■ **TASK TO COMPLETE**
Locate all lines in the data below that hold "Answered" and show them.

--- START PROVIDED RECORDS ---

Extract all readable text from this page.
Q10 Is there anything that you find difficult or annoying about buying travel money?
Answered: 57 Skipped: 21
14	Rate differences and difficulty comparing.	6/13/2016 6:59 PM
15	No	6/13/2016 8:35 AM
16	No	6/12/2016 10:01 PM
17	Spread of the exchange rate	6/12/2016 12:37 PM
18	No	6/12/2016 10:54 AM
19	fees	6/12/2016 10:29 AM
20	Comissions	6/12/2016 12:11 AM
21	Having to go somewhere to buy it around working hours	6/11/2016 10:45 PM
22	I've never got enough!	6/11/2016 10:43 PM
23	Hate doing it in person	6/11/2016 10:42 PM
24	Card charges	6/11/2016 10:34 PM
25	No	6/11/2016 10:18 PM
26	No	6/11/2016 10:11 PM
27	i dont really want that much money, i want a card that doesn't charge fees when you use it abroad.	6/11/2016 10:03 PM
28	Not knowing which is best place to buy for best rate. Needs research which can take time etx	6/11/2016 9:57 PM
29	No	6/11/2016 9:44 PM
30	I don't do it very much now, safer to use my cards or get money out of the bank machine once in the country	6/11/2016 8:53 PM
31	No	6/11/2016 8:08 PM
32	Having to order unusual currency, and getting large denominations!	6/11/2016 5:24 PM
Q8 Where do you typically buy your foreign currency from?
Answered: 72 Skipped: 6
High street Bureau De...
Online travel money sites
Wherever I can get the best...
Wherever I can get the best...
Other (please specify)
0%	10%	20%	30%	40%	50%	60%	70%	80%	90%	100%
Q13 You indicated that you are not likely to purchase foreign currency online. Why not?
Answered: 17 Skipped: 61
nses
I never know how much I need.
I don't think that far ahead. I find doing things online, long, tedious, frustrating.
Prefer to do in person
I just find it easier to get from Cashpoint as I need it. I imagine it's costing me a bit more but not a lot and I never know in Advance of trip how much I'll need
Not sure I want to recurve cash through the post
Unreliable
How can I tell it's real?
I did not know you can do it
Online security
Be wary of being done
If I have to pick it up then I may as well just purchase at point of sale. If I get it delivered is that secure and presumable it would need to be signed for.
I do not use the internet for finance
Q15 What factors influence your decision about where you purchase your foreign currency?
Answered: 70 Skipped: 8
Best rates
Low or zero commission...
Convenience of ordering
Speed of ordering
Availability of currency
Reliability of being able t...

--- END PROVIDED RECORDS ---

■ **WRITTEN ANSWER**
Answered: 57 Skipped: 21
Answered: 72 Skipped: 6
Answered: 17 Skipped: 61
Answered: 70 Skipped: 8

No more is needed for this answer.